INSTRUCCIÓN DADA 1 ::
Por favor, reproduce el pasaje del texto dado que va desde "Cambian las tornas" hasta "un puro cuento.".
INSTRUCCIÓN DADA 2 ::
Contesta, según el texto dado:
(a) ¿Qué ofrecían los moros en los tenderetes de los solares de la Gran Vía?
(b) ¿Cuánto tiempo lleva el señor Bonifacio fingiendo lo que no es?
(c) ¿Qué prendas se lucían, según el último párrafo?

TEXTO DADO ::

○ ○ ○ ○

En los solares de la Gran Vía, los moros habían establecido ya algunos tenderetes en los que ofrecían tabaco y té. Los clientes formaban corro en demanda principalmente de tabaco, pero los moros rechazaban a muchos de ellos diciendo:

 

—Billetes rojos, no, paisa. Plata, plata…

Los moros, trapicheando…

Cambian las tornas y los emboscados empiezan a mostrar sus cartas

—Es natural que se alegre el señor Bonifacio —dijo ella—. Lleva ya casi tres años fingiendo lo que no es. Él ya sabe que nosotros sabemos que eso de que es primo carnal de Eulogia, la portera, es un puro cuento.

 

—Si se ve a la legua que es un cura disfrazado… Cuando un día vine del frente y me lo encontré justo donde hoy, se puso pálido. Entonces estaba más gordo y parecía mucho más joven. Sin embargo, por la manera de hablar y mirarme, me di cuenta en seguida de que era un cura o un fraile camuflado. Hasta me dijo que se había venido a Madrid para enrolarse en las milicias… Después, cada vez que lo veía, me decía que no le habían querido admitir porque no tenía avales… ¡Cómo si para ir a pegar tiros se necesitaran avales!

—No te preocupes por eso. Ya le diré yo a don Rafael que le llame al orden, que le dé un toque. Me acuerdo ahora del día en que los sorprendí oyendo misa. No te lo quise decir entonces…

 

—Sí, fue mejor que te callases —y Trujillo meneó la cabeza—. Entonces don Rafael se las daba de izquierdista. Decía que Azaña era el mejor hombre de gobierno que había tenido nunca España. Claro, había sido su jefe en el Ministerio cuando Azaña ni soñaba con ser presidente de la República… ¡La cara que pondrían todos cuando te presentaste tú y los cogiste con las manos en la masa! (Cap. V)

Al darse de cara con la gente, pudo observar de cerca la sutil, pero evidente transformación de su talante. Demostraba tener más ganas de hablar y de reír que de ordinario. Hasta las amas de casa, con el consabido fardel o la consabida cesta al brazo, siempre embargadas por la preocupación de llevar algo de comer a los suyos, parecían menos angustiadas, pues no andaban tan abstraídas y hasta se paraban a mirar alrededor y a oír lo que podían cazar al paso, movidas por una curiosidad nueva y olvidadas momentáneamente del apremio de sus obligaciones. (Cap. IX)

Se lucían, incluso, alguna que otra corbata y alguno que otro sombrero, y las mujeres jóvenes hacían una mayor ostentación de sus vestidos y adornos. (Cap. IX)

○ ○ ○ ○

DATOS PROPORCIONADOS ::
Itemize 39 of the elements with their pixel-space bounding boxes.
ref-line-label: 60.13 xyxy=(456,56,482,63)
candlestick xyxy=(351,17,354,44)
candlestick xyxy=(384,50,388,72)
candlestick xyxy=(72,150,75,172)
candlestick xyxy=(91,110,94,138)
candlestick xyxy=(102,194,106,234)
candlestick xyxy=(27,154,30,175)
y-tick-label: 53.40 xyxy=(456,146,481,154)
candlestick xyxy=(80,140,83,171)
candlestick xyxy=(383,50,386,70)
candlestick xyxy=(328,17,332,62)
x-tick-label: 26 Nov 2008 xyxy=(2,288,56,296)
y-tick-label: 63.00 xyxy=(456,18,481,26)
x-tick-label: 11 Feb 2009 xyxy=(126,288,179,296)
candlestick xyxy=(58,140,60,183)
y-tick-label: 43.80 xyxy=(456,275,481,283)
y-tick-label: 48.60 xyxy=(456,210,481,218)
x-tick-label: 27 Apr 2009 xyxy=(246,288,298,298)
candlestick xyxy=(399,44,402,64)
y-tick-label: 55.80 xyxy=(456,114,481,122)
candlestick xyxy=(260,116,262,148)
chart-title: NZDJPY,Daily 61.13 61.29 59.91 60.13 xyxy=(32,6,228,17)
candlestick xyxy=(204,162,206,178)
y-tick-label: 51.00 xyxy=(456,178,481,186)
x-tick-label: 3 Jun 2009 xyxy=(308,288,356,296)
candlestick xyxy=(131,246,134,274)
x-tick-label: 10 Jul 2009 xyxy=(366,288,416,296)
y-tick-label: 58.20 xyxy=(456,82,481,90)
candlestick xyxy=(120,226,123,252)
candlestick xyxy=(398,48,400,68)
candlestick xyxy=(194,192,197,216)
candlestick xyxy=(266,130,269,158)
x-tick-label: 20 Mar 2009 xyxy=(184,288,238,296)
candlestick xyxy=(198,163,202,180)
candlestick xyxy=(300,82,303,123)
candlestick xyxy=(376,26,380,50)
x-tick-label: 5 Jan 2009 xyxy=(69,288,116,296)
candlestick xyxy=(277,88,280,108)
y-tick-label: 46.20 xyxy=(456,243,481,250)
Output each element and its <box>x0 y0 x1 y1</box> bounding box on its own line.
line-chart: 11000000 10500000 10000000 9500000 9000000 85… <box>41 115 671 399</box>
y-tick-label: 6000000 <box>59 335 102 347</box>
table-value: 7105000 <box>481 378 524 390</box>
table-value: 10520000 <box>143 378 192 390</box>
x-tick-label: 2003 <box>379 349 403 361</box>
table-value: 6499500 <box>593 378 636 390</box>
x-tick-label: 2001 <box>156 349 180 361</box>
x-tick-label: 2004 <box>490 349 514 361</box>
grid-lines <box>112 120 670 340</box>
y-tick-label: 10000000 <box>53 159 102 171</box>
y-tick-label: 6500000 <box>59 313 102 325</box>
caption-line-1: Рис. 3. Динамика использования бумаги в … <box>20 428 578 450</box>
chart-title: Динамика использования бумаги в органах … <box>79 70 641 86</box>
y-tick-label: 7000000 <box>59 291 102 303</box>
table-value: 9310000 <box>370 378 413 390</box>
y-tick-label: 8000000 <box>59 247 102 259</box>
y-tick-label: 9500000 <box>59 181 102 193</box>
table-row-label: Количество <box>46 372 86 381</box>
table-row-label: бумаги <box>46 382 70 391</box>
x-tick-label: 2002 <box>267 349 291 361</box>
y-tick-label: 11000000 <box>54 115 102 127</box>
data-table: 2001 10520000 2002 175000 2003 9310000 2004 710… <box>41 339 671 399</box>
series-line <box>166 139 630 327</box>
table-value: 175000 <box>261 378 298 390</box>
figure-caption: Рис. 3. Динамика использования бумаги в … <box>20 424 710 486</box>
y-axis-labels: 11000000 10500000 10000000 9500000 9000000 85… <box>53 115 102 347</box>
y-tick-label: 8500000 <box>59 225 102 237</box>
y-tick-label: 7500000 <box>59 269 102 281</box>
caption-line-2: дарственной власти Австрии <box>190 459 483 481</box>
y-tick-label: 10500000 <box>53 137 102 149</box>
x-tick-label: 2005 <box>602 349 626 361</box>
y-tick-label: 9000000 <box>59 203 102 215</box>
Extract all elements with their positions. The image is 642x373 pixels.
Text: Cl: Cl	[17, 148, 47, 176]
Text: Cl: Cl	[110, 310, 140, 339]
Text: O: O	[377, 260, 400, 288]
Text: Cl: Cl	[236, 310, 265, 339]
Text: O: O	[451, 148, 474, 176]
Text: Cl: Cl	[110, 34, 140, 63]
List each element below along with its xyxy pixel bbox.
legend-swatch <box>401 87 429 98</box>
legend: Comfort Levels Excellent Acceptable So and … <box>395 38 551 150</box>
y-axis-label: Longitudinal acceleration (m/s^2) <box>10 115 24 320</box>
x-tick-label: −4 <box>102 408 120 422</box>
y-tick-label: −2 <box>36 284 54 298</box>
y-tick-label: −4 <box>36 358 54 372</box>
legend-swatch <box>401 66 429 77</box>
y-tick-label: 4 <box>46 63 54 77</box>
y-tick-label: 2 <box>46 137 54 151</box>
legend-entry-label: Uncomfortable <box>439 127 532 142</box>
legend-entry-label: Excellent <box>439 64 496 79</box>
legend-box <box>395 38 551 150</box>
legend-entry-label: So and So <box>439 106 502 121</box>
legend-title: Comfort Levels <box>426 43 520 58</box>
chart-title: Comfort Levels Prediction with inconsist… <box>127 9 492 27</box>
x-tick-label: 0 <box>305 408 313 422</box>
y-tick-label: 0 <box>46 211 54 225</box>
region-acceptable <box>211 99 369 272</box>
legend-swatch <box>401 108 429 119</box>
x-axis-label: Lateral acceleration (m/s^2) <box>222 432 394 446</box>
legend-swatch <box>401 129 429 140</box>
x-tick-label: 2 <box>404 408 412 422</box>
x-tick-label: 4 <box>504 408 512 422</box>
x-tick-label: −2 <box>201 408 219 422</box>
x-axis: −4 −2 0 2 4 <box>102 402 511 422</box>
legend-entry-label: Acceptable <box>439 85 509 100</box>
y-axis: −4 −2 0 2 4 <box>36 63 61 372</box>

○ ○ ○ ○

RESPUESTA A LA TAREA 1 ::
Cambian las tornas y los emboscados empiezan a mostrar sus cartas

—Es natural que se alegre el señor Bonifacio —dijo ella—. Lleva ya casi tres años fingiendo lo que no es. Él ya sabe que nosotros sabemos que eso de que es primo carnal de Eulogia, la portera, es un puro cuento.

RESPUESTA A LA TAREA 2 ::
(a) Tabaco y té.
(b) Casi tres años.
(c) Alguna que otra corbata y alguno que otro sombrero.